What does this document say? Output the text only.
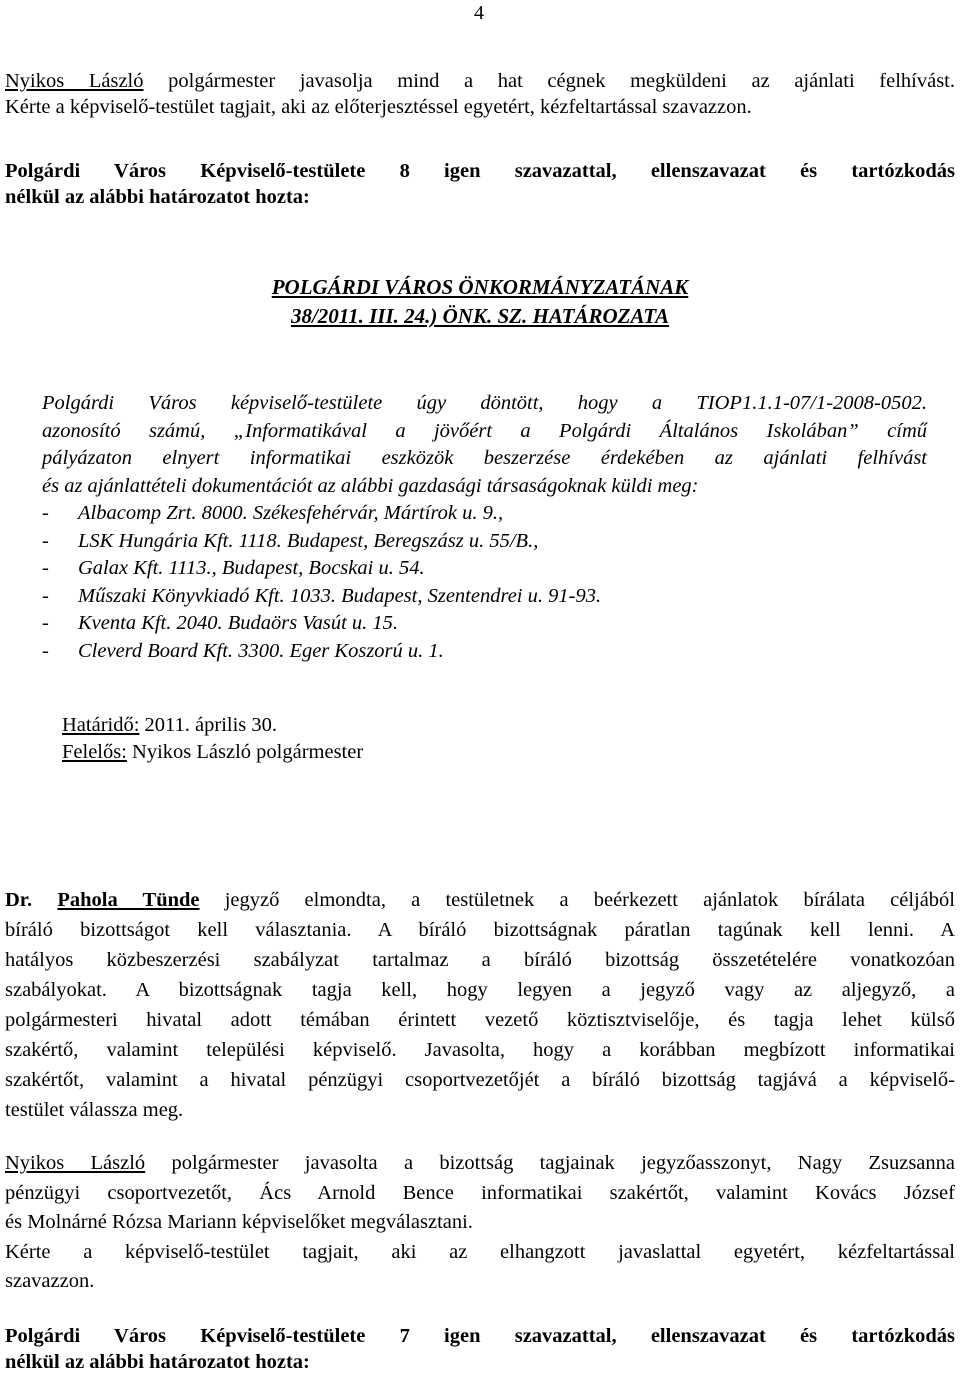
4
Nyikos László polgármester javasolja mind a hat cégnek megküldeni az ajánlati felhívást.
Kérte a képviselő-testület tagjait, aki az előterjesztéssel egyetért, kézfeltartással szavazzon.
Polgárdi Város Képviselő-testülete 8 igen szavazattal, ellenszavazat és tartózkodás
nélkül az alábbi határozatot hozta:
POLGÁRDI VÁROS ÖNKORMÁNYZATÁNAK
38/2011. III. 24.) ÖNK. SZ. HATÁROZATA
Polgárdi Város képviselő-testülete úgy döntött, hogy a TIOP1.1.1-07/1-2008-0502.
azonosító számú, „Informatikával a jövőért a Polgárdi Általános Iskolában” című
pályázaton elnyert informatikai eszközök beszerzése érdekében az ajánlati felhívást
és az ajánlattételi dokumentációt az alábbi gazdasági társaságoknak küldi meg:
- Albacomp Zrt. 8000. Székesfehérvár, Mártírok u. 9.,
- LSK Hungária Kft. 1118. Budapest, Beregszász u. 55/B.,
- Galax Kft. 1113., Budapest, Bocskai u. 54.
- Műszaki Könyvkiadó Kft. 1033. Budapest, Szentendrei u. 91-93.
- Kventa Kft. 2040. Budaörs Vasút u. 15.
- Cleverd Board Kft. 3300. Eger Koszorú u. 1.
Határidő: 2011. április 30.
Felelős: Nyikos László polgármester
Dr. Pahola Tünde jegyző elmondta, a testületnek a beérkezett ajánlatok bírálata céljából
bíráló bizottságot kell választania. A bíráló bizottságnak páratlan tagúnak kell lenni. A
hatályos közbeszerzési szabályzat tartalmaz a bíráló bizottság összetételére vonatkozóan
szabályokat. A bizottságnak tagja kell, hogy legyen a jegyző vagy az aljegyző, a
polgármesteri hivatal adott témában érintett vezető köztisztviselője, és tagja lehet külső
szakértő, valamint települési képviselő. Javasolta, hogy a korábban megbízott informatikai
szakértőt, valamint a hivatal pénzügyi csoportvezetőjét a bíráló bizottság tagjává a képviselő-
testület válassza meg.
Nyikos László polgármester javasolta a bizottság tagjainak jegyzőasszonyt, Nagy Zsuzsanna
pénzügyi csoportvezetőt, Ács Arnold Bence informatikai szakértőt, valamint Kovács József
és Molnárné Rózsa Mariann képviselőket megválasztani.
Kérte a képviselő-testület tagjait, aki az elhangzott javaslattal egyetért, kézfeltartással
szavazzon.
Polgárdi Város Képviselő-testülete 7 igen szavazattal, ellenszavazat és tartózkodás
nélkül az alábbi határozatot hozta:
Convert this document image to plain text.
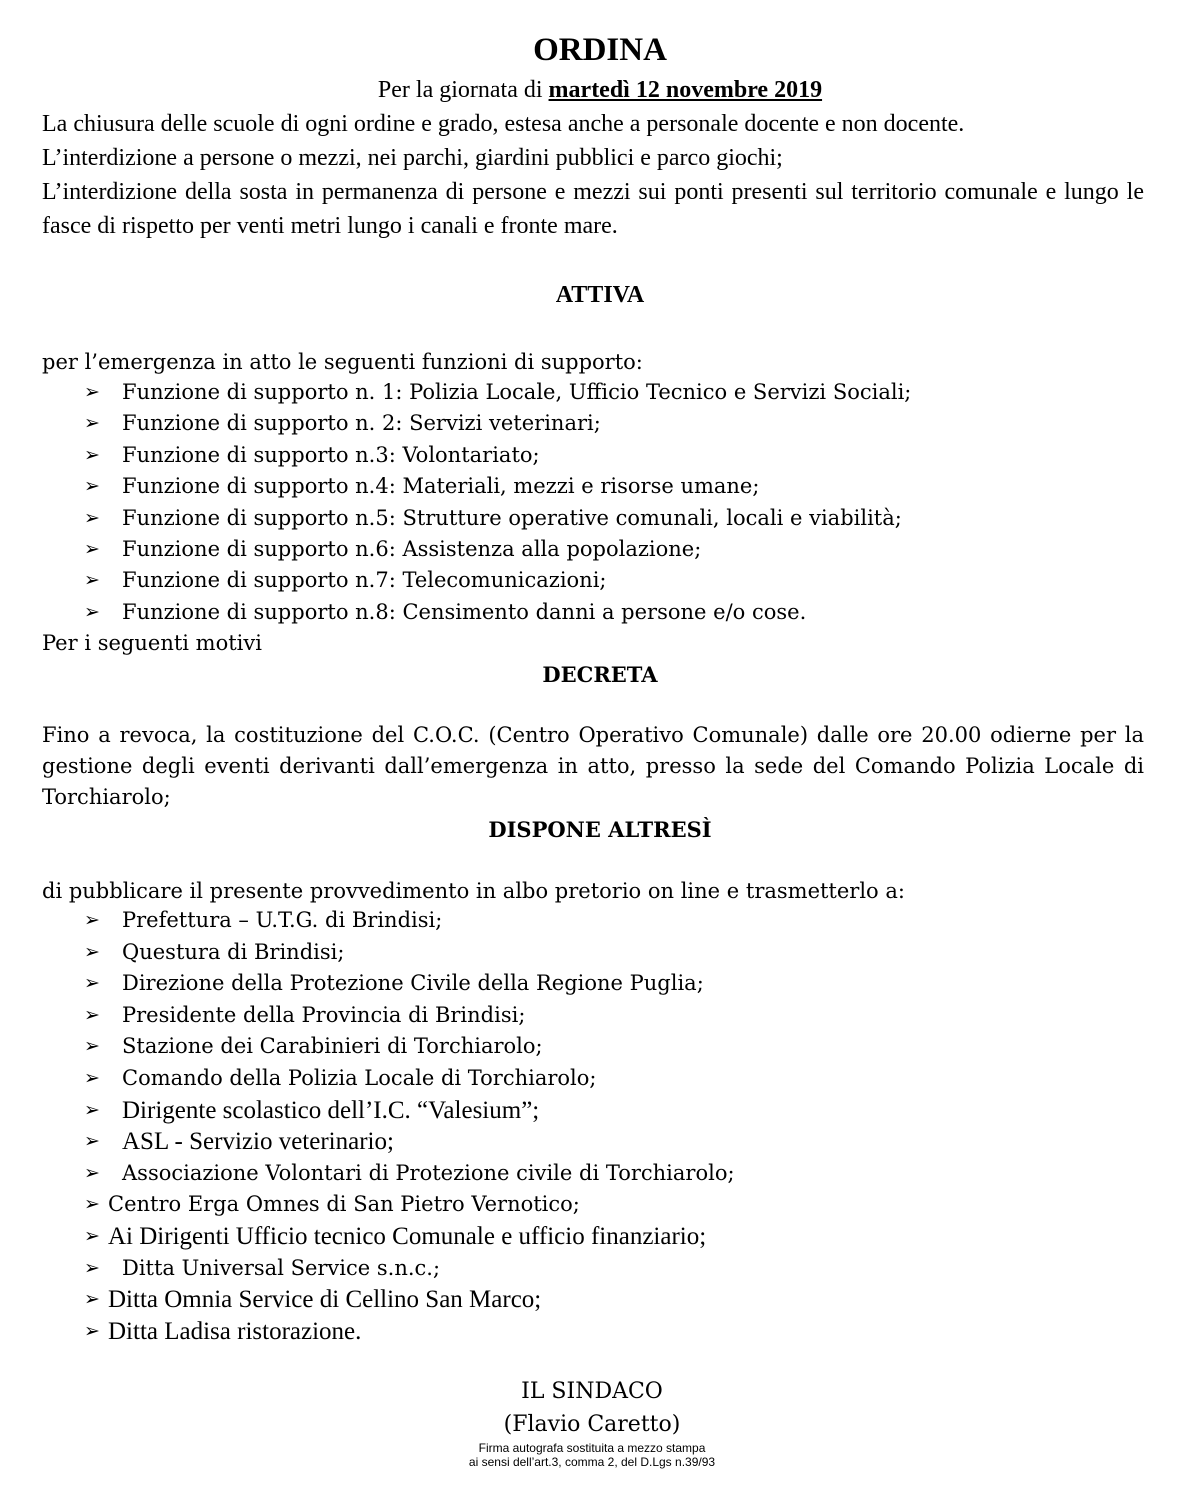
ORDINA
Per la giornata di martedì 12 novembre 2019

La chiusura delle scuole di ogni ordine e grado, estesa anche a personale docente e non docente.

L’interdizione a persone o mezzi, nei parchi, giardini pubblici e parco giochi;

L’interdizione della sosta in permanenza di persone e mezzi sui ponti presenti sul territorio comunale e lungo le fasce di rispetto per venti metri lungo i canali e fronte mare.

ATTIVA

per l’emergenza in atto le seguenti funzioni di supporto:

➢ Funzione di supporto n. 1: Polizia Locale, Ufficio Tecnico e Servizi Sociali;
➢ Funzione di supporto n. 2: Servizi veterinari;
➢ Funzione di supporto n.3: Volontariato;
➢ Funzione di supporto n.4: Materiali, mezzi e risorse umane;
➢ Funzione di supporto n.5: Strutture operative comunali, locali e viabilità;
➢ Funzione di supporto n.6: Assistenza alla popolazione;
➢ Funzione di supporto n.7: Telecomunicazioni;
➢ Funzione di supporto n.8: Censimento danni a persone e/o cose.

Per i seguenti motivi

DECRETA

Fino a revoca, la costituzione del C.O.C. (Centro Operativo Comunale) dalle ore 20.00 odierne per la gestione degli eventi derivanti dall’emergenza in atto, presso la sede del Comando Polizia Locale di Torchiarolo;

DISPONE ALTRESÌ

di pubblicare il presente provvedimento in albo pretorio on line e trasmetterlo a:

➢ Prefettura – U.T.G. di Brindisi;
➢ Questura di Brindisi;
➢ Direzione della Protezione Civile della Regione Puglia;
➢ Presidente della Provincia di Brindisi;
➢ Stazione dei Carabinieri di Torchiarolo;
➢ Comando della Polizia Locale di Torchiarolo;
➢ Dirigente scolastico dell’I.C. “Valesium”;
➢ ASL - Servizio veterinario;
➢ Associazione Volontari di Protezione civile di Torchiarolo;
➢ Centro Erga Omnes di San Pietro Vernotico;
➢ Ai Dirigenti Ufficio tecnico Comunale e ufficio finanziario;
➢ Ditta Universal Service s.n.c.;
➢ Ditta Omnia Service di Cellino San Marco;
➢ Ditta Ladisa ristorazione.
IL SINDACO
(Flavio Caretto)
Firma autografa sostituita a mezzo stampa
ai sensi dell’art.3, comma 2, del D.Lgs n.39/93
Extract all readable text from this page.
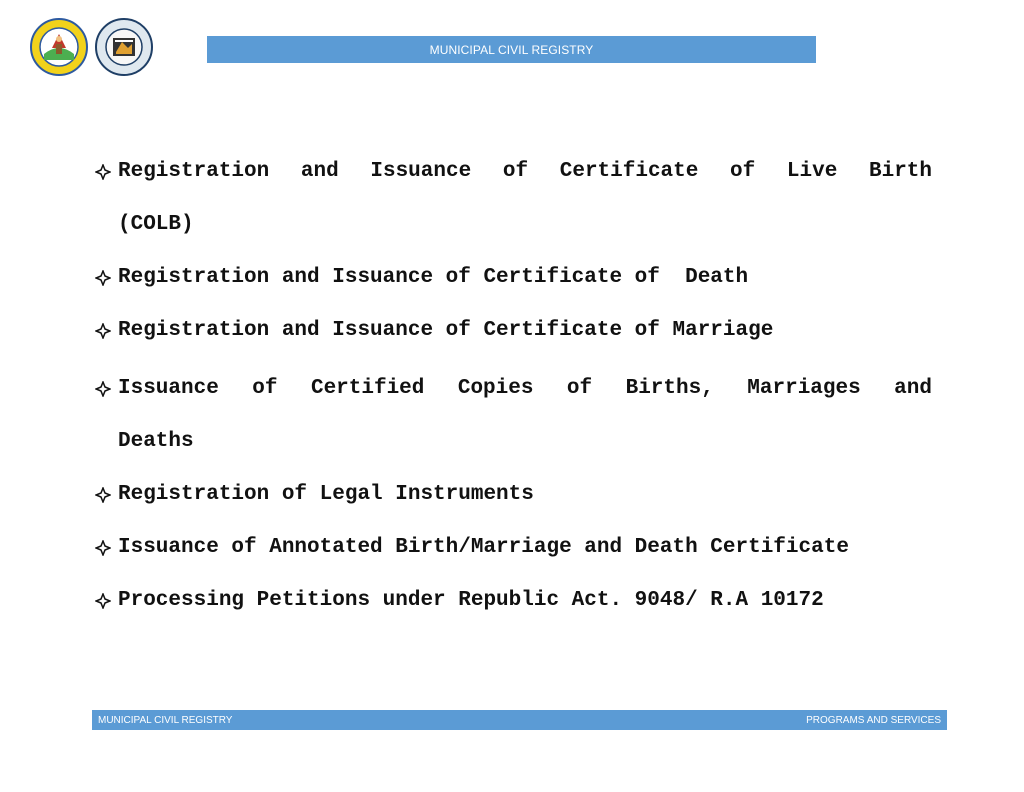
MUNICIPAL CIVIL REGISTRY
Registration and Issuance of Certificate of Live Birth
(COLB)
Registration and Issuance of Certificate of  Death
Registration and Issuance of Certificate of Marriage
Issuance of Certified Copies of Births, Marriages and
Deaths
Registration of Legal Instruments
Issuance of Annotated Birth/Marriage and Death Certificate
Processing Petitions under Republic Act. 9048/ R.A 10172
MUNICIPAL CIVIL REGISTRY	PROGRAMS AND SERVICES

Task prompt: Reproduce every record above exactly, omitting the pictures.

Written reply:
What does this document say? Output the text only.
4
Nyikos László polgármester javasolja mind a hat cégnek megküldeni az ajánlati felhívást.
Kérte a képviselő-testület tagjait, aki az előterjesztéssel egyetért, kézfeltartással szavazzon.
Polgárdi Város Képviselő-testülete 8 igen szavazattal, ellenszavazat és tartózkodás
nélkül az alábbi határozatot hozta:
POLGÁRDI VÁROS ÖNKORMÁNYZATÁNAK
38/2011. III. 24.) ÖNK. SZ. HATÁROZATA
Polgárdi Város képviselő-testülete úgy döntött, hogy a TIOP1.1.1-07/1-2008-0502.
azonosító számú, „Informatikával a jövőért a Polgárdi Általános Iskolában” című
pályázaton elnyert informatikai eszközök beszerzése érdekében az ajánlati felhívást
és az ajánlattételi dokumentációt az alábbi gazdasági társaságoknak küldi meg:
- Albacomp Zrt. 8000. Székesfehérvár, Mártírok u. 9.,
- LSK Hungária Kft. 1118. Budapest, Beregszász u. 55/B.,
- Galax Kft. 1113., Budapest, Bocskai u. 54.
- Műszaki Könyvkiadó Kft. 1033. Budapest, Szentendrei u. 91-93.
- Kventa Kft. 2040. Budaörs Vasút u. 15.
- Cleverd Board Kft. 3300. Eger Koszorú u. 1.
Határidő: 2011. április 30.
Felelős: Nyikos László polgármester
Dr. Pahola Tünde jegyző elmondta, a testületnek a beérkezett ajánlatok bírálata céljából
bíráló bizottságot kell választania. A bíráló bizottságnak páratlan tagúnak kell lenni. A
hatályos közbeszerzési szabályzat tartalmaz a bíráló bizottság összetételére vonatkozóan
szabályokat. A bizottságnak tagja kell, hogy legyen a jegyző vagy az aljegyző, a
polgármesteri hivatal adott témában érintett vezető köztisztviselője, és tagja lehet külső
szakértő, valamint települési képviselő. Javasolta, hogy a korábban megbízott informatikai
szakértőt, valamint a hivatal pénzügyi csoportvezetőjét a bíráló bizottság tagjává a képviselő-
testület válassza meg.
Nyikos László polgármester javasolta a bizottság tagjainak jegyzőasszonyt, Nagy Zsuzsanna
pénzügyi csoportvezetőt, Ács Arnold Bence informatikai szakértőt, valamint Kovács József
és Molnárné Rózsa Mariann képviselőket megválasztani.
Kérte a képviselő-testület tagjait, aki az elhangzott javaslattal egyetért, kézfeltartással
szavazzon.
Polgárdi Város Képviselő-testülete 7 igen szavazattal, ellenszavazat és tartózkodás
nélkül az alábbi határozatot hozta:
Convert this document image to plain text.
ORDINA
Per la giornata di martedì 12 novembre 2019

La chiusura delle scuole di ogni ordine e grado, estesa anche a personale docente e non docente.

L’interdizione a persone o mezzi, nei parchi, giardini pubblici e parco giochi;

L’interdizione della sosta in permanenza di persone e mezzi sui ponti presenti sul territorio comunale e lungo le fasce di rispetto per venti metri lungo i canali e fronte mare.

ATTIVA

per l’emergenza in atto le seguenti funzioni di supporto:

➢ Funzione di supporto n. 1: Polizia Locale, Ufficio Tecnico e Servizi Sociali;
➢ Funzione di supporto n. 2: Servizi veterinari;
➢ Funzione di supporto n.3: Volontariato;
➢ Funzione di supporto n.4: Materiali, mezzi e risorse umane;
➢ Funzione di supporto n.5: Strutture operative comunali, locali e viabilità;
➢ Funzione di supporto n.6: Assistenza alla popolazione;
➢ Funzione di supporto n.7: Telecomunicazioni;
➢ Funzione di supporto n.8: Censimento danni a persone e/o cose.

Per i seguenti motivi

DECRETA

Fino a revoca, la costituzione del C.O.C. (Centro Operativo Comunale) dalle ore 20.00 odierne per la gestione degli eventi derivanti dall’emergenza in atto, presso la sede del Comando Polizia Locale di Torchiarolo;

DISPONE ALTRESÌ

di pubblicare il presente provvedimento in albo pretorio on line e trasmetterlo a:

➢ Prefettura – U.T.G. di Brindisi;
➢ Questura di Brindisi;
➢ Direzione della Protezione Civile della Regione Puglia;
➢ Presidente della Provincia di Brindisi;
➢ Stazione dei Carabinieri di Torchiarolo;
➢ Comando della Polizia Locale di Torchiarolo;
➢ Dirigente scolastico dell’I.C. “Valesium”;
➢ ASL - Servizio veterinario;
➢ Associazione Volontari di Protezione civile di Torchiarolo;
➢ Centro Erga Omnes di San Pietro Vernotico;
➢ Ai Dirigenti Ufficio tecnico Comunale e ufficio finanziario;
➢ Ditta Universal Service s.n.c.;
➢ Ditta Omnia Service di Cellino San Marco;
➢ Ditta Ladisa ristorazione.
IL SINDACO
(Flavio Caretto)
Firma autografa sostituita a mezzo stampa
ai sensi dell’art.3, comma 2, del D.Lgs n.39/93
Extract all readable text from this page.
MUNICIPAL CIVIL REGISTRY
Registration and Issuance of Certificate of Live Birth
(COLB)
Registration and Issuance of Certificate of  Death
Registration and Issuance of Certificate of Marriage
Issuance of Certified Copies of Births, Marriages and
Deaths
Registration of Legal Instruments
Issuance of Annotated Birth/Marriage and Death Certificate
Processing Petitions under Republic Act. 9048/ R.A 10172
MUNICIPAL CIVIL REGISTRY	PROGRAMS AND SERVICES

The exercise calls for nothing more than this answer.